Records for this exercise:
◇ ◇ ◇ ◇ ◇ ◇ ◇

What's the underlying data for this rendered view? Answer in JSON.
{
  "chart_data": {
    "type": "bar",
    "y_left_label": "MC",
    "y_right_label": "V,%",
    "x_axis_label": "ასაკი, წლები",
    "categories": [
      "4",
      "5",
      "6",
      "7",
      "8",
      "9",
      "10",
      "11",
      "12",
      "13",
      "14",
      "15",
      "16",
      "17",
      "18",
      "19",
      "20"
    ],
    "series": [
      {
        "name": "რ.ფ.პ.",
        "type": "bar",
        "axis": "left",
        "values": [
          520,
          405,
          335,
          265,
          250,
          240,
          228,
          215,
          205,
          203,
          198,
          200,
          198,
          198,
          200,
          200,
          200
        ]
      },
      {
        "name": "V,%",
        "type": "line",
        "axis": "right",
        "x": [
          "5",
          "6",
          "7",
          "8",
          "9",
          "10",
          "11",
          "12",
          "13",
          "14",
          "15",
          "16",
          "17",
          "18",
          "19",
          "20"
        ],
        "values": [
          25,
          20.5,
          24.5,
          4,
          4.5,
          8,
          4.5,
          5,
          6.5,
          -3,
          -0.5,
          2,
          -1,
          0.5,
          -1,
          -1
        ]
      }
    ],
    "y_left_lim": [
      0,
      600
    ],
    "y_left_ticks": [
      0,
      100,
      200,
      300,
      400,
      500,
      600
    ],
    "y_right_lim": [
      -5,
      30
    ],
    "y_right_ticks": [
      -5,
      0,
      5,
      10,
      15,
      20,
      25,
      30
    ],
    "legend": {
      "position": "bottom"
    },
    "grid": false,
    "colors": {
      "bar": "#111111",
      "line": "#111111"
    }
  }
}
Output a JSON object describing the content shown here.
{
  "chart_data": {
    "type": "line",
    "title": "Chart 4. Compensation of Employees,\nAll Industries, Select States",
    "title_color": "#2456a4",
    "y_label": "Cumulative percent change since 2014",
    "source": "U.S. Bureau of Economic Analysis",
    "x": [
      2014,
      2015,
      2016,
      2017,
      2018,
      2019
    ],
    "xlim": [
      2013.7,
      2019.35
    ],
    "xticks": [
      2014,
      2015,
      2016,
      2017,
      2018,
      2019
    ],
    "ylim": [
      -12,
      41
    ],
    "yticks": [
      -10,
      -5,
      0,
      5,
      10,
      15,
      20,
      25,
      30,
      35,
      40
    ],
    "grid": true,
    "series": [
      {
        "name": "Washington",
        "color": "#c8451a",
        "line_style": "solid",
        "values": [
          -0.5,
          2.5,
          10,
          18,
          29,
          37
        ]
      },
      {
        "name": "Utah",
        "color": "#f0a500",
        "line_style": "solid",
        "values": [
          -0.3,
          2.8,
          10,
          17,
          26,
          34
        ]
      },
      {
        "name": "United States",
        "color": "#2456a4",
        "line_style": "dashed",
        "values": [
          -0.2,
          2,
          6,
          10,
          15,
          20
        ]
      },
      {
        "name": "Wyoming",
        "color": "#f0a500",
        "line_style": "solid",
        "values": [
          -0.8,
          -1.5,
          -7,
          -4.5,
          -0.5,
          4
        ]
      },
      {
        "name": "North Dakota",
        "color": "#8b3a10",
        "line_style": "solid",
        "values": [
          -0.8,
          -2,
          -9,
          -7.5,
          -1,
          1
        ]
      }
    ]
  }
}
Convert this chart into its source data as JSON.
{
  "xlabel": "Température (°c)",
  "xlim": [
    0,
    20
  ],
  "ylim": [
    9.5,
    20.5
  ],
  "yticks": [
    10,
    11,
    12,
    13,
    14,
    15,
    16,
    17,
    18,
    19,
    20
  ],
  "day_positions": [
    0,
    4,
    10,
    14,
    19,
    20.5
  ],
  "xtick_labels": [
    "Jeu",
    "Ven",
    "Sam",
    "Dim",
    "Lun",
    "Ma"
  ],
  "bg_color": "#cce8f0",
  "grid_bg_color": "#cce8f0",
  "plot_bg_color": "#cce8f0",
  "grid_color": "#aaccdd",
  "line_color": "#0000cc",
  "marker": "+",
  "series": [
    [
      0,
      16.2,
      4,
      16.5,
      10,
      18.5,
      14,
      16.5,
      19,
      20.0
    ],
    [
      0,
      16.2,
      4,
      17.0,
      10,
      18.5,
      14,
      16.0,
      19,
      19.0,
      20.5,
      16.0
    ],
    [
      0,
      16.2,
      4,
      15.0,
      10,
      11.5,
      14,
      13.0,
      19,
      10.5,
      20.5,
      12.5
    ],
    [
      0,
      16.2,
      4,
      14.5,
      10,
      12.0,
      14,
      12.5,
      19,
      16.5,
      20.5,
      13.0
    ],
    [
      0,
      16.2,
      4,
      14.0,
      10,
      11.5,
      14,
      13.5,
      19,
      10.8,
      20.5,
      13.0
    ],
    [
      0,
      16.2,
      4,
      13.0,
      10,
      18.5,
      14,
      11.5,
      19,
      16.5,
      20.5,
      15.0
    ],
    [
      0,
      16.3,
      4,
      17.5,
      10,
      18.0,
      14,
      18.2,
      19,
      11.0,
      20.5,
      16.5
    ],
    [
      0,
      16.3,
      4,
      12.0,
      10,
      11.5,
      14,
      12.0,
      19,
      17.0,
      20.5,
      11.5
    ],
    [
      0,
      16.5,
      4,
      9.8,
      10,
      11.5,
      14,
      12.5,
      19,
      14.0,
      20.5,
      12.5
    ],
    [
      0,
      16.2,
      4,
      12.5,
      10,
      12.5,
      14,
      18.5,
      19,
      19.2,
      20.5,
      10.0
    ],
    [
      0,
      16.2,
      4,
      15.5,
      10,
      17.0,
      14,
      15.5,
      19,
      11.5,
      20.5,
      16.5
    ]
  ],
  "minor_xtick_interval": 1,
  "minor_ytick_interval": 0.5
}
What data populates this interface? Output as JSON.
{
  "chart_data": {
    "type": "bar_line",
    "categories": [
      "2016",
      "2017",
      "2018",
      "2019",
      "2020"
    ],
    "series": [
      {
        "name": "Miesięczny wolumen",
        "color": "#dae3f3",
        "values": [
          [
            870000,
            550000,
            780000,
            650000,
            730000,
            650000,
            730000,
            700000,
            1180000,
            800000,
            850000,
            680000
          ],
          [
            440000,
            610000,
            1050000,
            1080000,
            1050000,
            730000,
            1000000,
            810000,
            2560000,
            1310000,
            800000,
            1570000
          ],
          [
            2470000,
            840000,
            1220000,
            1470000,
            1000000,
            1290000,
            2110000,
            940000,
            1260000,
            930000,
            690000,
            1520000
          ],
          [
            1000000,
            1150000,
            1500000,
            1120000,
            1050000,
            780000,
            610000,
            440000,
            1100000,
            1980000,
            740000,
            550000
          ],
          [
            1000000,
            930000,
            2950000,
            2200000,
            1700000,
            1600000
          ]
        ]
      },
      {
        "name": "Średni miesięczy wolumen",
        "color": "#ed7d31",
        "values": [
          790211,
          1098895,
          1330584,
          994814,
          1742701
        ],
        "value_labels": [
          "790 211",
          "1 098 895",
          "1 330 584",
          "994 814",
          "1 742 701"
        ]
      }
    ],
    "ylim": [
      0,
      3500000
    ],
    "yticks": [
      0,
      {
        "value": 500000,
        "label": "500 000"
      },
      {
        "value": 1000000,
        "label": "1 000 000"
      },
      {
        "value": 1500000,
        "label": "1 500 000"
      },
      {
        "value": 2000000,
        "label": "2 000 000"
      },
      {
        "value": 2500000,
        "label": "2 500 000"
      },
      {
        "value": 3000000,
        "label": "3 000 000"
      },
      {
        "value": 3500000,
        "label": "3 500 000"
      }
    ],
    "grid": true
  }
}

◇ ◇ ◇ ◇ ◇ ◇ ◇

Task instructions: Quote all of the entries exactly as they appear.

Reply to the exercise:
What's the underlying data for this rendered view? Answer in JSON.
{
  "chart_data": {
    "type": "bar",
    "y_left_label": "MC",
    "y_right_label": "V,%",
    "x_axis_label": "ასაკი, წლები",
    "categories": [
      "4",
      "5",
      "6",
      "7",
      "8",
      "9",
      "10",
      "11",
      "12",
      "13",
      "14",
      "15",
      "16",
      "17",
      "18",
      "19",
      "20"
    ],
    "series": [
      {
        "name": "რ.ფ.პ.",
        "type": "bar",
        "axis": "left",
        "values": [
          520,
          405,
          335,
          265,
          250,
          240,
          228,
          215,
          205,
          203,
          198,
          200,
          198,
          198,
          200,
          200,
          200
        ]
      },
      {
        "name": "V,%",
        "type": "line",
        "axis": "right",
        "x": [
          "5",
          "6",
          "7",
          "8",
          "9",
          "10",
          "11",
          "12",
          "13",
          "14",
          "15",
          "16",
          "17",
          "18",
          "19",
          "20"
        ],
        "values": [
          25,
          20.5,
          24.5,
          4,
          4.5,
          8,
          4.5,
          5,
          6.5,
          -3,
          -0.5,
          2,
          -1,
          0.5,
          -1,
          -1
        ]
      }
    ],
    "y_left_lim": [
      0,
      600
    ],
    "y_left_ticks": [
      0,
      100,
      200,
      300,
      400,
      500,
      600
    ],
    "y_right_lim": [
      -5,
      30
    ],
    "y_right_ticks": [
      -5,
      0,
      5,
      10,
      15,
      20,
      25,
      30
    ],
    "legend": {
      "position": "bottom"
    },
    "grid": false,
    "colors": {
      "bar": "#111111",
      "line": "#111111"
    }
  }
}
Output a JSON object describing the content shown here.
{
  "chart_data": {
    "type": "line",
    "title": "Chart 4. Compensation of Employees,\nAll Industries, Select States",
    "title_color": "#2456a4",
    "y_label": "Cumulative percent change since 2014",
    "source": "U.S. Bureau of Economic Analysis",
    "x": [
      2014,
      2015,
      2016,
      2017,
      2018,
      2019
    ],
    "xlim": [
      2013.7,
      2019.35
    ],
    "xticks": [
      2014,
      2015,
      2016,
      2017,
      2018,
      2019
    ],
    "ylim": [
      -12,
      41
    ],
    "yticks": [
      -10,
      -5,
      0,
      5,
      10,
      15,
      20,
      25,
      30,
      35,
      40
    ],
    "grid": true,
    "series": [
      {
        "name": "Washington",
        "color": "#c8451a",
        "line_style": "solid",
        "values": [
          -0.5,
          2.5,
          10,
          18,
          29,
          37
        ]
      },
      {
        "name": "Utah",
        "color": "#f0a500",
        "line_style": "solid",
        "values": [
          -0.3,
          2.8,
          10,
          17,
          26,
          34
        ]
      },
      {
        "name": "United States",
        "color": "#2456a4",
        "line_style": "dashed",
        "values": [
          -0.2,
          2,
          6,
          10,
          15,
          20
        ]
      },
      {
        "name": "Wyoming",
        "color": "#f0a500",
        "line_style": "solid",
        "values": [
          -0.8,
          -1.5,
          -7,
          -4.5,
          -0.5,
          4
        ]
      },
      {
        "name": "North Dakota",
        "color": "#8b3a10",
        "line_style": "solid",
        "values": [
          -0.8,
          -2,
          -9,
          -7.5,
          -1,
          1
        ]
      }
    ]
  }
}
Convert this chart into its source data as JSON.
{
  "xlabel": "Température (°c)",
  "xlim": [
    0,
    20
  ],
  "ylim": [
    9.5,
    20.5
  ],
  "yticks": [
    10,
    11,
    12,
    13,
    14,
    15,
    16,
    17,
    18,
    19,
    20
  ],
  "day_positions": [
    0,
    4,
    10,
    14,
    19,
    20.5
  ],
  "xtick_labels": [
    "Jeu",
    "Ven",
    "Sam",
    "Dim",
    "Lun",
    "Ma"
  ],
  "bg_color": "#cce8f0",
  "grid_bg_color": "#cce8f0",
  "plot_bg_color": "#cce8f0",
  "grid_color": "#aaccdd",
  "line_color": "#0000cc",
  "marker": "+",
  "series": [
    [
      0,
      16.2,
      4,
      16.5,
      10,
      18.5,
      14,
      16.5,
      19,
      20.0
    ],
    [
      0,
      16.2,
      4,
      17.0,
      10,
      18.5,
      14,
      16.0,
      19,
      19.0,
      20.5,
      16.0
    ],
    [
      0,
      16.2,
      4,
      15.0,
      10,
      11.5,
      14,
      13.0,
      19,
      10.5,
      20.5,
      12.5
    ],
    [
      0,
      16.2,
      4,
      14.5,
      10,
      12.0,
      14,
      12.5,
      19,
      16.5,
      20.5,
      13.0
    ],
    [
      0,
      16.2,
      4,
      14.0,
      10,
      11.5,
      14,
      13.5,
      19,
      10.8,
      20.5,
      13.0
    ],
    [
      0,
      16.2,
      4,
      13.0,
      10,
      18.5,
      14,
      11.5,
      19,
      16.5,
      20.5,
      15.0
    ],
    [
      0,
      16.3,
      4,
      17.5,
      10,
      18.0,
      14,
      18.2,
      19,
      11.0,
      20.5,
      16.5
    ],
    [
      0,
      16.3,
      4,
      12.0,
      10,
      11.5,
      14,
      12.0,
      19,
      17.0,
      20.5,
      11.5
    ],
    [
      0,
      16.5,
      4,
      9.8,
      10,
      11.5,
      14,
      12.5,
      19,
      14.0,
      20.5,
      12.5
    ],
    [
      0,
      16.2,
      4,
      12.5,
      10,
      12.5,
      14,
      18.5,
      19,
      19.2,
      20.5,
      10.0
    ],
    [
      0,
      16.2,
      4,
      15.5,
      10,
      17.0,
      14,
      15.5,
      19,
      11.5,
      20.5,
      16.5
    ]
  ],
  "minor_xtick_interval": 1,
  "minor_ytick_interval": 0.5
}
What data populates this interface? Output as JSON.
{
  "chart_data": {
    "type": "bar_line",
    "categories": [
      "2016",
      "2017",
      "2018",
      "2019",
      "2020"
    ],
    "series": [
      {
        "name": "Miesięczny wolumen",
        "color": "#dae3f3",
        "values": [
          [
            870000,
            550000,
            780000,
            650000,
            730000,
            650000,
            730000,
            700000,
            1180000,
            800000,
            850000,
            680000
          ],
          [
            440000,
            610000,
            1050000,
            1080000,
            1050000,
            730000,
            1000000,
            810000,
            2560000,
            1310000,
            800000,
            1570000
          ],
          [
            2470000,
            840000,
            1220000,
            1470000,
            1000000,
            1290000,
            2110000,
            940000,
            1260000,
            930000,
            690000,
            1520000
          ],
          [
            1000000,
            1150000,
            1500000,
            1120000,
            1050000,
            780000,
            610000,
            440000,
            1100000,
            1980000,
            740000,
            550000
          ],
          [
            1000000,
            930000,
            2950000,
            2200000,
            1700000,
            1600000
          ]
        ]
      },
      {
        "name": "Średni miesięczy wolumen",
        "color": "#ed7d31",
        "values": [
          790211,
          1098895,
          1330584,
          994814,
          1742701
        ],
        "value_labels": [
          "790 211",
          "1 098 895",
          "1 330 584",
          "994 814",
          "1 742 701"
        ]
      }
    ],
    "ylim": [
      0,
      3500000
    ],
    "yticks": [
      0,
      {
        "value": 500000,
        "label": "500 000"
      },
      {
        "value": 1000000,
        "label": "1 000 000"
      },
      {
        "value": 1500000,
        "label": "1 500 000"
      },
      {
        "value": 2000000,
        "label": "2 000 000"
      },
      {
        "value": 2500000,
        "label": "2 500 000"
      },
      {
        "value": 3000000,
        "label": "3 000 000"
      },
      {
        "value": 3500000,
        "label": "3 500 000"
      }
    ],
    "grid": true
  }
}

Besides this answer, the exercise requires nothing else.